Stored dataset items:

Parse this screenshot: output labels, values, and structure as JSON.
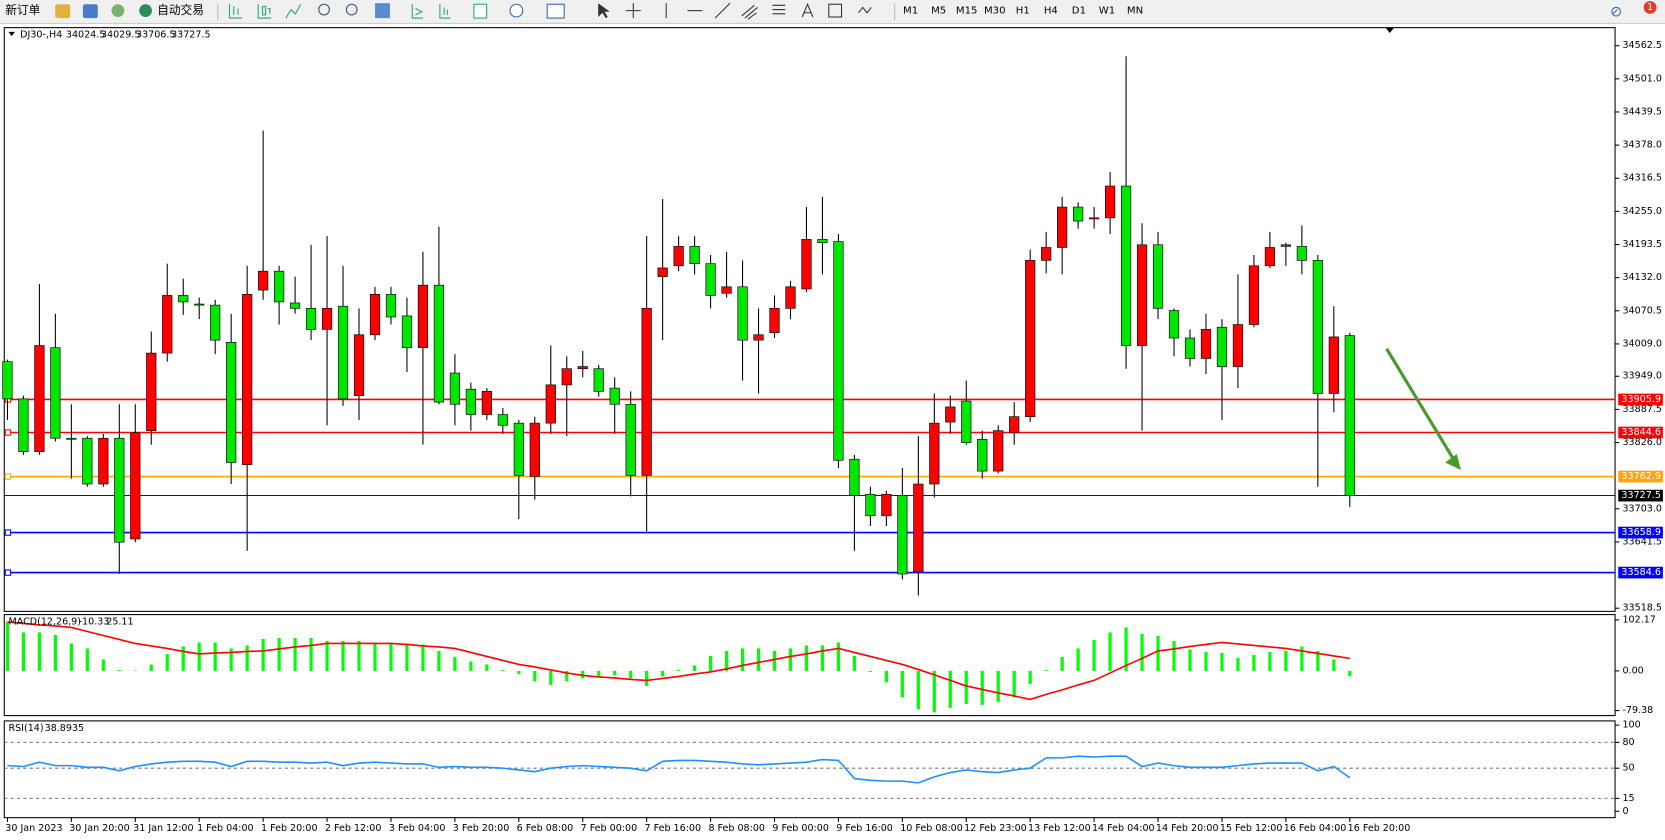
{
  "toolbar": {
    "new_order": "新订单",
    "auto_trade": "自动交易",
    "timeframes": [
      "M1",
      "M5",
      "M15",
      "M30",
      "H1",
      "H4",
      "D1",
      "W1",
      "MN"
    ],
    "notifications": 1
  },
  "chart_data": [
    {
      "type": "candlestick",
      "title": "DJ30-,H4",
      "categories": [
        "30 Jan 2023",
        null,
        null,
        null,
        "30 Jan 20:00",
        null,
        null,
        null,
        "31 Jan 12:00",
        null,
        null,
        null,
        "1 Feb 04:00",
        null,
        null,
        null,
        "1 Feb 20:00",
        null,
        null,
        null,
        "2 Feb 12:00",
        null,
        null,
        null,
        "3 Feb 04:00",
        null,
        null,
        null,
        "3 Feb 20:00",
        null,
        null,
        null,
        "6 Feb 08:00",
        null,
        null,
        null,
        "7 Feb 00:00",
        null,
        null,
        null,
        "7 Feb 16:00",
        null,
        null,
        null,
        "8 Feb 08:00",
        null,
        null,
        null,
        "9 Feb 00:00",
        null,
        null,
        null,
        "9 Feb 16:00",
        null,
        null,
        null,
        "10 Feb 08:00",
        null,
        null,
        null,
        "12 Feb 23:00",
        null,
        null,
        null,
        "13 Feb 12:00",
        null,
        null,
        null,
        "14 Feb 04:00",
        null,
        null,
        null,
        "14 Feb 20:00",
        null,
        null,
        null,
        "15 Feb 12:00",
        null,
        null,
        null,
        "16 Feb 04:00",
        null,
        null,
        null,
        "16 Feb 20:00"
      ],
      "open": [
        33976,
        33907,
        33809,
        34002,
        33834,
        33834,
        33749,
        33834,
        33647,
        33848,
        33992,
        34099,
        34083,
        34081,
        34012,
        33785,
        34109,
        34144,
        34085,
        34075,
        34036,
        34079,
        33913,
        34026,
        34101,
        34061,
        34002,
        34118,
        33955,
        33925,
        33878,
        33878,
        33862,
        33763,
        33862,
        33933,
        33963,
        33963,
        33927,
        33897,
        33765,
        34134,
        34154,
        34190,
        34158,
        34103,
        34115,
        34016,
        34030,
        34075,
        34111,
        34203,
        34199,
        33795,
        33730,
        33690,
        33728,
        33586,
        33749,
        33864,
        33903,
        33832,
        33773,
        33844,
        33874,
        34164,
        34188,
        34263,
        34241,
        34243,
        34302,
        34006,
        34193,
        34071,
        34020,
        33982,
        34040,
        33967,
        34045,
        34154,
        34190,
        34190,
        34164,
        33917,
        34024.5
      ],
      "high": [
        33980,
        33913,
        34120,
        34065,
        33897,
        33838,
        33842,
        33897,
        33897,
        34032,
        34158,
        34130,
        34095,
        34091,
        34065,
        34154,
        34405,
        34154,
        34134,
        34193,
        34209,
        34154,
        34075,
        34115,
        34115,
        34095,
        34180,
        34227,
        33990,
        33937,
        33927,
        33890,
        33868,
        33874,
        34006,
        33986,
        33996,
        33970,
        33947,
        33921,
        34209,
        34278,
        34209,
        34209,
        34174,
        34180,
        34164,
        34075,
        34099,
        34126,
        34263,
        34282,
        34213,
        33803,
        33744,
        33736,
        33779,
        33838,
        33917,
        33913,
        33941,
        33848,
        33858,
        33901,
        34184,
        34217,
        34282,
        34272,
        34263,
        34328,
        34543,
        34233,
        34217,
        34075,
        34036,
        34065,
        34055,
        34138,
        34174,
        34217,
        34197,
        34229,
        34174,
        34079,
        34029.5
      ],
      "low": [
        33868,
        33803,
        33803,
        33828,
        33759,
        33744,
        33744,
        33582,
        33641,
        33822,
        33976,
        34063,
        34055,
        33990,
        33749,
        33625,
        34091,
        34045,
        34065,
        34016,
        33858,
        33894,
        33868,
        34016,
        34045,
        33957,
        33822,
        33897,
        33858,
        33848,
        33868,
        33842,
        33684,
        33720,
        33842,
        33838,
        33947,
        33911,
        33842,
        33726,
        33661,
        34016,
        34144,
        34138,
        34075,
        34095,
        33941,
        33917,
        34020,
        34055,
        34105,
        34138,
        33779,
        33625,
        33671,
        33671,
        33572,
        33542,
        33724,
        33842,
        33822,
        33759,
        33769,
        33822,
        33864,
        34140,
        34138,
        34223,
        34223,
        34213,
        33963,
        33848,
        34055,
        33986,
        33967,
        33953,
        33868,
        33927,
        34040,
        34150,
        34154,
        34138,
        33744,
        33882,
        33706.5
      ],
      "close": [
        33907,
        33809,
        34006,
        33834,
        33832,
        33749,
        33834,
        33641,
        33844,
        33992,
        34099,
        34087,
        34081,
        34016,
        33789,
        34101,
        34144,
        34087,
        34075,
        34036,
        34075,
        33907,
        34026,
        34101,
        34059,
        34002,
        34118,
        33901,
        33897,
        33878,
        33921,
        33858,
        33765,
        33862,
        33933,
        33963,
        33967,
        33921,
        33897,
        33765,
        34075,
        34150,
        34190,
        34158,
        34099,
        34115,
        34016,
        34026,
        34075,
        34115,
        34203,
        34197,
        33793,
        33728,
        33690,
        33730,
        33582,
        33749,
        33862,
        33892,
        33826,
        33773,
        33848,
        33874,
        34164,
        34188,
        34263,
        34237,
        34243,
        34302,
        34006,
        34193,
        34075,
        34020,
        33982,
        34036,
        33967,
        34045,
        34154,
        34188,
        34193,
        34164,
        33917,
        34022,
        33727.5
      ],
      "up_color": "#ff0000",
      "down_color": "#00e600",
      "ylim": [
        33512.6,
        34596.0
      ],
      "yticks": [
        34562.5,
        {
          "value": 34501,
          "label": "34501.0"
        },
        34439.5,
        {
          "value": 34378,
          "label": "34378.0"
        },
        34316.5,
        {
          "value": 34255,
          "label": "34255.0"
        },
        34193.5,
        {
          "value": 34132,
          "label": "34132.0"
        },
        34070.5,
        {
          "value": 34009,
          "label": "34009.0"
        },
        {
          "value": 33949,
          "label": "33949.0"
        },
        33887.5,
        {
          "value": 33826,
          "label": "33826.0"
        },
        {
          "value": 33703,
          "label": "33703.0"
        },
        33641.5,
        33518.5
      ],
      "levels": [
        {
          "value": 33905.9,
          "color": "#ff0000"
        },
        {
          "value": 33844.6,
          "color": "#ff0000"
        },
        {
          "value": 33762.9,
          "color": "#ffa500"
        },
        {
          "value": 33658.9,
          "color": "#0000ff"
        },
        {
          "value": 33584.6,
          "color": "#0000ff"
        }
      ],
      "grid": false
    },
    {
      "type": "macd",
      "title": "MACD(12,26,9)",
      "histogram": [
        98,
        77,
        77,
        72,
        55,
        45,
        23,
        2,
        1,
        13,
        34,
        49,
        57,
        57,
        45,
        51,
        64,
        66,
        66,
        66,
        60,
        60,
        60,
        57,
        55,
        55,
        53,
        40,
        28,
        19,
        13,
        2,
        -6,
        -21,
        -28,
        -21,
        -15,
        -11,
        -9,
        -15,
        -30,
        -11,
        2,
        11,
        30,
        40,
        45,
        45,
        40,
        45,
        51,
        51,
        57,
        30,
        -2,
        -23,
        -53,
        -77,
        -83,
        -74,
        -66,
        -68,
        -62,
        -53,
        -26,
        2,
        28,
        45,
        62,
        77,
        87,
        74,
        70,
        60,
        43,
        38,
        36,
        26,
        32,
        38,
        40,
        49,
        40,
        23,
        -10.33
      ],
      "signal": [
        98,
        95,
        92,
        90,
        87,
        79,
        71,
        63,
        55,
        50,
        45,
        39,
        34,
        36,
        37,
        39,
        40,
        44,
        48,
        51,
        55,
        55,
        55,
        55,
        55,
        53,
        50,
        48,
        45,
        37,
        29,
        21,
        13,
        8,
        2,
        -4,
        -9,
        -12,
        -14,
        -17,
        -19,
        -15,
        -11,
        -6,
        -2,
        4,
        11,
        17,
        23,
        29,
        34,
        40,
        45,
        37,
        29,
        21,
        13,
        3,
        -8,
        -19,
        -30,
        -37,
        -44,
        -50,
        -57,
        -47,
        -38,
        -28,
        -19,
        -4,
        11,
        25,
        40,
        44,
        49,
        53,
        57,
        54,
        51,
        48,
        45,
        40,
        35,
        30,
        25.11
      ],
      "histogram_color": "#00ff00",
      "signal_color": "#ff0000",
      "ylim": [
        -89.4,
        112.8
      ],
      "yticks": [
        102.17,
        {
          "value": 0,
          "label": "0.00"
        },
        -79.38
      ]
    },
    {
      "type": "line",
      "title": "RSI(14)",
      "values": [
        53,
        52,
        57,
        53,
        53,
        51,
        51,
        47,
        52,
        55,
        57,
        58,
        58,
        57,
        52,
        58,
        58,
        57,
        57,
        56,
        57,
        53,
        56,
        57,
        56,
        55,
        55,
        51,
        52,
        51,
        51,
        50,
        48,
        46,
        50,
        52,
        53,
        52,
        51,
        50,
        47,
        58,
        59,
        59,
        58,
        57,
        55,
        54,
        55,
        56,
        57,
        60,
        59,
        38,
        36,
        35,
        35,
        33,
        40,
        45,
        48,
        46,
        45,
        48,
        50,
        62,
        62,
        64,
        63,
        64,
        64,
        52,
        56,
        53,
        51,
        51,
        51,
        53,
        55,
        56,
        56,
        56,
        47,
        52,
        38.8935
      ],
      "color": "#1e90ff",
      "ylim": [
        -7.4,
        104.9
      ],
      "yticks": [
        100,
        80,
        50,
        15,
        0
      ],
      "levels": [
        80,
        50,
        15
      ]
    }
  ]
}
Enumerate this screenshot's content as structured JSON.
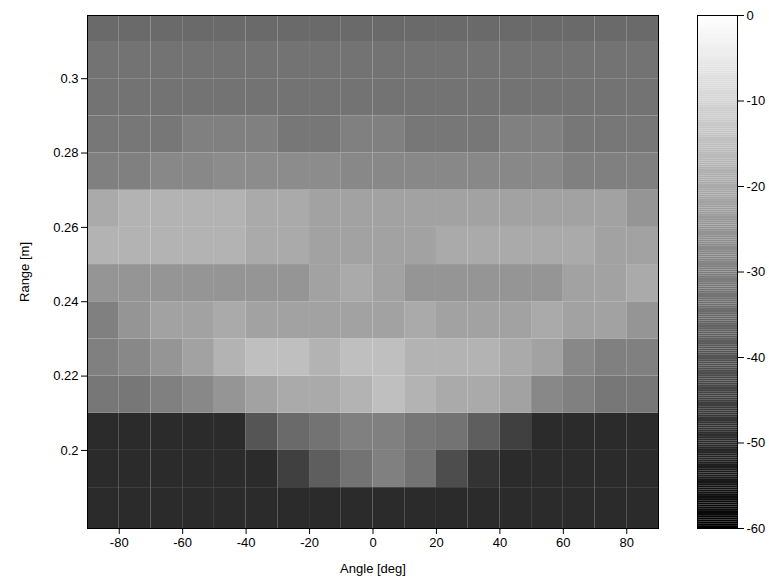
{
  "chart_data": {
    "type": "heatmap",
    "x_label": "Angle [deg]",
    "y_label": "Range [m]",
    "xlim": [
      -90,
      90
    ],
    "xticks": [
      -80,
      -60,
      -40,
      -20,
      0,
      20,
      40,
      60,
      80
    ],
    "ylim": [
      0.179,
      0.317
    ],
    "yticks": [
      0.2,
      0.22,
      0.24,
      0.26,
      0.28,
      0.3
    ],
    "x_bins": [
      -90,
      -80,
      -70,
      -60,
      -50,
      -40,
      -30,
      -20,
      -10,
      0,
      10,
      20,
      30,
      40,
      50,
      60,
      70,
      80,
      90
    ],
    "y_bins": [
      0.179,
      0.19,
      0.2,
      0.21,
      0.22,
      0.23,
      0.24,
      0.25,
      0.26,
      0.27,
      0.28,
      0.29,
      0.3,
      0.31,
      0.317
    ],
    "values": [
      [
        -50,
        -50,
        -50,
        -50,
        -50,
        -50,
        -50,
        -50,
        -50,
        -50,
        -50,
        -50,
        -50,
        -50,
        -50,
        -50,
        -50,
        -50
      ],
      [
        -50,
        -50,
        -50,
        -50,
        -50,
        -50,
        -45,
        -38,
        -33,
        -30,
        -33,
        -42,
        -48,
        -50,
        -50,
        -50,
        -50,
        -50
      ],
      [
        -50,
        -50,
        -50,
        -50,
        -50,
        -40,
        -35,
        -33,
        -30,
        -30,
        -32,
        -33,
        -38,
        -45,
        -50,
        -50,
        -50,
        -50
      ],
      [
        -32,
        -32,
        -30,
        -28,
        -25,
        -22,
        -20,
        -20,
        -18,
        -15,
        -18,
        -20,
        -20,
        -22,
        -28,
        -30,
        -32,
        -32
      ],
      [
        -30,
        -28,
        -25,
        -22,
        -18,
        -15,
        -15,
        -18,
        -15,
        -15,
        -18,
        -18,
        -18,
        -20,
        -22,
        -28,
        -30,
        -30
      ],
      [
        -30,
        -25,
        -22,
        -22,
        -20,
        -22,
        -22,
        -22,
        -22,
        -22,
        -20,
        -22,
        -22,
        -22,
        -20,
        -22,
        -22,
        -25
      ],
      [
        -25,
        -25,
        -25,
        -25,
        -25,
        -25,
        -25,
        -22,
        -20,
        -22,
        -25,
        -25,
        -25,
        -25,
        -25,
        -22,
        -22,
        -20
      ],
      [
        -18,
        -18,
        -18,
        -18,
        -18,
        -20,
        -20,
        -22,
        -22,
        -22,
        -22,
        -20,
        -20,
        -20,
        -20,
        -20,
        -22,
        -22
      ],
      [
        -20,
        -18,
        -18,
        -18,
        -18,
        -20,
        -20,
        -22,
        -22,
        -22,
        -22,
        -22,
        -22,
        -22,
        -22,
        -22,
        -22,
        -25
      ],
      [
        -30,
        -30,
        -28,
        -28,
        -27,
        -27,
        -27,
        -27,
        -28,
        -28,
        -28,
        -28,
        -28,
        -28,
        -28,
        -30,
        -30,
        -30
      ],
      [
        -32,
        -32,
        -32,
        -30,
        -30,
        -30,
        -32,
        -32,
        -30,
        -30,
        -32,
        -32,
        -32,
        -30,
        -30,
        -32,
        -32,
        -32
      ],
      [
        -33,
        -33,
        -33,
        -33,
        -33,
        -33,
        -33,
        -33,
        -33,
        -33,
        -33,
        -33,
        -33,
        -33,
        -33,
        -33,
        -33,
        -33
      ],
      [
        -33,
        -33,
        -33,
        -33,
        -33,
        -33,
        -33,
        -33,
        -33,
        -33,
        -33,
        -33,
        -33,
        -33,
        -33,
        -33,
        -33,
        -33
      ],
      [
        -35,
        -35,
        -35,
        -35,
        -35,
        -35,
        -35,
        -35,
        -35,
        -35,
        -35,
        -35,
        -35,
        -35,
        -35,
        -35,
        -35,
        -35
      ]
    ],
    "colorbar": {
      "lim": [
        -60,
        0
      ],
      "ticks": [
        0,
        -10,
        -20,
        -30,
        -40,
        -50,
        -60
      ]
    },
    "color": "gray"
  }
}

# [WHAT THE EXERCISE ASKS]
Find the string "JSON" in the entries above and return each line that holds it.

# [SOLUTION]
Parse this screenshot: output labels, values, and structure as JSON.
Enumerate this screenshot's content as structured JSON.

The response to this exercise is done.